TASK REQUIREMENTS
Give the number of lines below that contain the word "Jahrhundert", and nothing else.

MATERIAL FOR THE TASK
****************

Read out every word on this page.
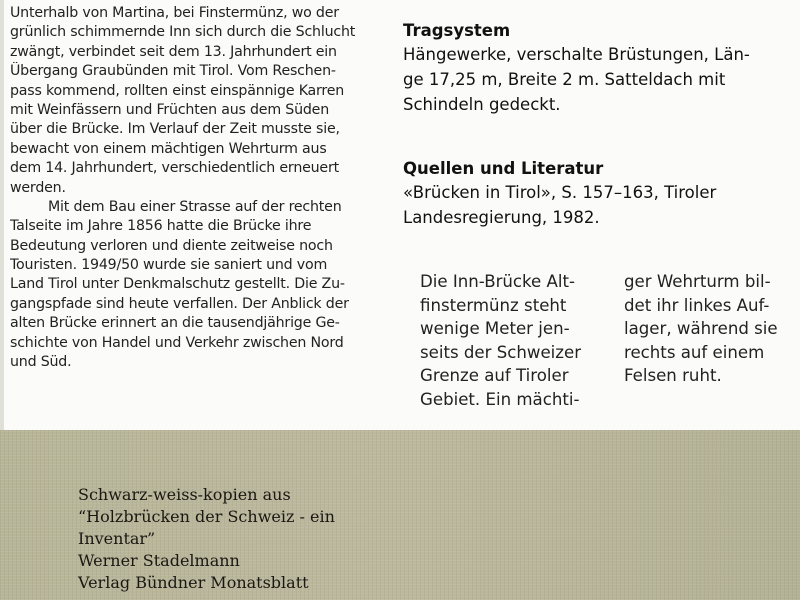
Unterhalb von Martina, bei Finstermünz, wo der
grünlich schimmernde Inn sich durch die Schlucht
zwängt, verbindet seit dem 13. Jahrhundert ein
Übergang Graubünden mit Tirol. Vom Reschen-
pass kommend, rollten einst einspännige Karren
mit Weinfässern und Früchten aus dem Süden
über die Brücke. Im Verlauf der Zeit musste sie,
bewacht von einem mächtigen Wehrturm aus
dem 14. Jahrhundert, verschiedentlich erneuert
werden.
Mit dem Bau einer Strasse auf der rechten
Talseite im Jahre 1856 hatte die Brücke ihre
Bedeutung verloren und diente zeitweise noch
Touristen. 1949/50 wurde sie saniert und vom
Land Tirol unter Denkmalschutz gestellt. Die Zu-
gangspfade sind heute verfallen. Der Anblick der
alten Brücke erinnert an die tausendjährige Ge-
schichte von Handel und Verkehr zwischen Nord
und Süd.
Tragsystem
Hängewerke, verschalte Brüstungen, Län-
ge 17,25 m, Breite 2 m. Satteldach mit
Schindeln gedeckt.
Quellen und Literatur
«Brücken in Tirol», S. 157–163, Tiroler
Landesregierung, 1982.
Die Inn-Brücke Alt-
finstermünz steht
wenige Meter jen-
seits der Schweizer
Grenze auf Tiroler
Gebiet. Ein mächti-
ger Wehrturm bil-
det ihr linkes Auf-
lager, während sie
rechts auf einem
Felsen ruht.
Schwarz-weiss-kopien aus
“Holzbrücken der Schweiz - ein
Inventar”
Werner Stadelmann
Verlag Bündner Monatsblatt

****************

FINISHED TASK
2